=== Section Start ===

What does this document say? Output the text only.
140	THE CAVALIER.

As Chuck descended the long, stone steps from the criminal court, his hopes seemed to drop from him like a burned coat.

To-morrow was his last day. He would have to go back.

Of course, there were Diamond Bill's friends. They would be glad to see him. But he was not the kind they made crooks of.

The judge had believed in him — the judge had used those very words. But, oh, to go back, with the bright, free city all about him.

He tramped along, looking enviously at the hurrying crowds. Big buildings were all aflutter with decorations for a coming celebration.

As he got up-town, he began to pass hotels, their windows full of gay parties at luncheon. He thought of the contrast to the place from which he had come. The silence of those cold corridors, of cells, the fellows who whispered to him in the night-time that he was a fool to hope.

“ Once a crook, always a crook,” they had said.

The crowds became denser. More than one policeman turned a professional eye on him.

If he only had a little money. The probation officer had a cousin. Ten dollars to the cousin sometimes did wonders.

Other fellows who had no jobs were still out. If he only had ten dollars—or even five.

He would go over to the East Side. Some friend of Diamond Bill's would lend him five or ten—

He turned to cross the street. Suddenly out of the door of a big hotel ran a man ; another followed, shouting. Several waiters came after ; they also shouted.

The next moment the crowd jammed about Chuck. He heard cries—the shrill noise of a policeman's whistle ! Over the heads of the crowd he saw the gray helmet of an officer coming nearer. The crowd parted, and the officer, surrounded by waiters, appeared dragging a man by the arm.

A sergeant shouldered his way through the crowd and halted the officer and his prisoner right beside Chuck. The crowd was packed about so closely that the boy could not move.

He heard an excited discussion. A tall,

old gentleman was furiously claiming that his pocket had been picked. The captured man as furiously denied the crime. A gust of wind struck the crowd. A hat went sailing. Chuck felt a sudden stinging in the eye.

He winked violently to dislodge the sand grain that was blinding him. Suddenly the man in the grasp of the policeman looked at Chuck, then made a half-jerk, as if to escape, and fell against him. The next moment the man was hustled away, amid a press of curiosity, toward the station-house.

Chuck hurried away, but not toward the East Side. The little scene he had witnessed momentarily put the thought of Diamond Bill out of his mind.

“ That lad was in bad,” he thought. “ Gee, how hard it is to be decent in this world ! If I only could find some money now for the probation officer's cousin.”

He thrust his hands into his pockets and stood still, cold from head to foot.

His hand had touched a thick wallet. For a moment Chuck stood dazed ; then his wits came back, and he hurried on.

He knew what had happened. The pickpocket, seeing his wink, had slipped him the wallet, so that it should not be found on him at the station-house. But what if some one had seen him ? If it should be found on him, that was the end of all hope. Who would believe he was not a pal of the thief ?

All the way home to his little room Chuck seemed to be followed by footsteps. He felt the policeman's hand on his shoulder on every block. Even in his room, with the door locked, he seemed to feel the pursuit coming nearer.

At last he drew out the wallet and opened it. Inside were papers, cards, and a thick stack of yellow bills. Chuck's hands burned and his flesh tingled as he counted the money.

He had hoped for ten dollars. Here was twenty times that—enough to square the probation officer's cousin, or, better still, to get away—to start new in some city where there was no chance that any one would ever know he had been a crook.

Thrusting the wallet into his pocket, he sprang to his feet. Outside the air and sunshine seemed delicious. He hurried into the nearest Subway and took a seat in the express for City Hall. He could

=== Section End ===

What to do >> If a line in the records contains "cousin", report it.

Expected output >>
If he only had a little money. The probation officer had a cousin. Ten dollars to the cousin sometimes did wonders.
“ That lad was in bad,” he thought. “ Gee, how hard it is to be decent in this world ! If I only could find some money now for the probation officer's cousin.”
He had hoped for ten dollars. Here was twenty times that—enough to square the probation officer's cousin, or, better still, to get away—to start new in some city where there was no chance that any one would ever know he had been a crook.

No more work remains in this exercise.